**PROBLEM TO SOLVE**
Retype everything in the listing, leaving each line exactly as it is.

**DATA FOR THE TASK**
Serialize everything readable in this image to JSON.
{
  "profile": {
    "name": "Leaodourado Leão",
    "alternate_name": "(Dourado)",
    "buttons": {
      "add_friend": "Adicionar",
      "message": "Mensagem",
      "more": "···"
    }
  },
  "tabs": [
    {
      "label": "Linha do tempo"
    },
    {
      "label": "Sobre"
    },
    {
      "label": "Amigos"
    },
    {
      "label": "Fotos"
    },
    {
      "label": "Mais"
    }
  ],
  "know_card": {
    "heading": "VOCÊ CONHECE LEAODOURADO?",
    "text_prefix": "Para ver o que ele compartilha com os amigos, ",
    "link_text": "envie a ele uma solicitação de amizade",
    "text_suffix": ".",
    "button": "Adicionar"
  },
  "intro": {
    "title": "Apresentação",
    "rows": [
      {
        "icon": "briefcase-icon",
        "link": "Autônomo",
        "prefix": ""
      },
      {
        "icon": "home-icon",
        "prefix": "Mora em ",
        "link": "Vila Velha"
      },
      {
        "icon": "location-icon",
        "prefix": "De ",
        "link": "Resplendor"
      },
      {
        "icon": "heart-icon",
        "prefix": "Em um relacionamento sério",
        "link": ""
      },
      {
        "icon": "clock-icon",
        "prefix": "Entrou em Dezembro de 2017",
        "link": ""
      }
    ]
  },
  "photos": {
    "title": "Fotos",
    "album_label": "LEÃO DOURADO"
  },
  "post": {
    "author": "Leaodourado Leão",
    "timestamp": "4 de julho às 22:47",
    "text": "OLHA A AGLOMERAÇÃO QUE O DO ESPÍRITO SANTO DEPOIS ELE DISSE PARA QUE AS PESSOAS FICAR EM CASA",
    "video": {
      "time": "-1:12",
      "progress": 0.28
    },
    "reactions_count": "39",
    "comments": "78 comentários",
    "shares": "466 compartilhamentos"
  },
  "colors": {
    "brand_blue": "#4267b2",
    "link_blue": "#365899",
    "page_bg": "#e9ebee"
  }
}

**FULL OUTPUT**
Serialize everything readable in this image to JSON.
{
  "profile": {
    "name": "Leaodourado Leão",
    "alternate_name": "(Dourado)",
    "buttons": {
      "add_friend": "Adicionar",
      "message": "Mensagem",
      "more": "···"
    }
  },
  "tabs": [
    {
      "label": "Linha do tempo"
    },
    {
      "label": "Sobre"
    },
    {
      "label": "Amigos"
    },
    {
      "label": "Fotos"
    },
    {
      "label": "Mais"
    }
  ],
  "know_card": {
    "heading": "VOCÊ CONHECE LEAODOURADO?",
    "text_prefix": "Para ver o que ele compartilha com os amigos, ",
    "link_text": "envie a ele uma solicitação de amizade",
    "text_suffix": ".",
    "button": "Adicionar"
  },
  "intro": {
    "title": "Apresentação",
    "rows": [
      {
        "icon": "briefcase-icon",
        "link": "Autônomo",
        "prefix": ""
      },
      {
        "icon": "home-icon",
        "prefix": "Mora em ",
        "link": "Vila Velha"
      },
      {
        "icon": "location-icon",
        "prefix": "De ",
        "link": "Resplendor"
      },
      {
        "icon": "heart-icon",
        "prefix": "Em um relacionamento sério",
        "link": ""
      },
      {
        "icon": "clock-icon",
        "prefix": "Entrou em Dezembro de 2017",
        "link": ""
      }
    ]
  },
  "photos": {
    "title": "Fotos",
    "album_label": "LEÃO DOURADO"
  },
  "post": {
    "author": "Leaodourado Leão",
    "timestamp": "4 de julho às 22:47",
    "text": "OLHA A AGLOMERAÇÃO QUE O DO ESPÍRITO SANTO DEPOIS ELE DISSE PARA QUE AS PESSOAS FICAR EM CASA",
    "video": {
      "time": "-1:12",
      "progress": 0.28
    },
    "reactions_count": "39",
    "comments": "78 comentários",
    "shares": "466 compartilhamentos"
  },
  "colors": {
    "brand_blue": "#4267b2",
    "link_blue": "#365899",
    "page_bg": "#e9ebee"
  }
}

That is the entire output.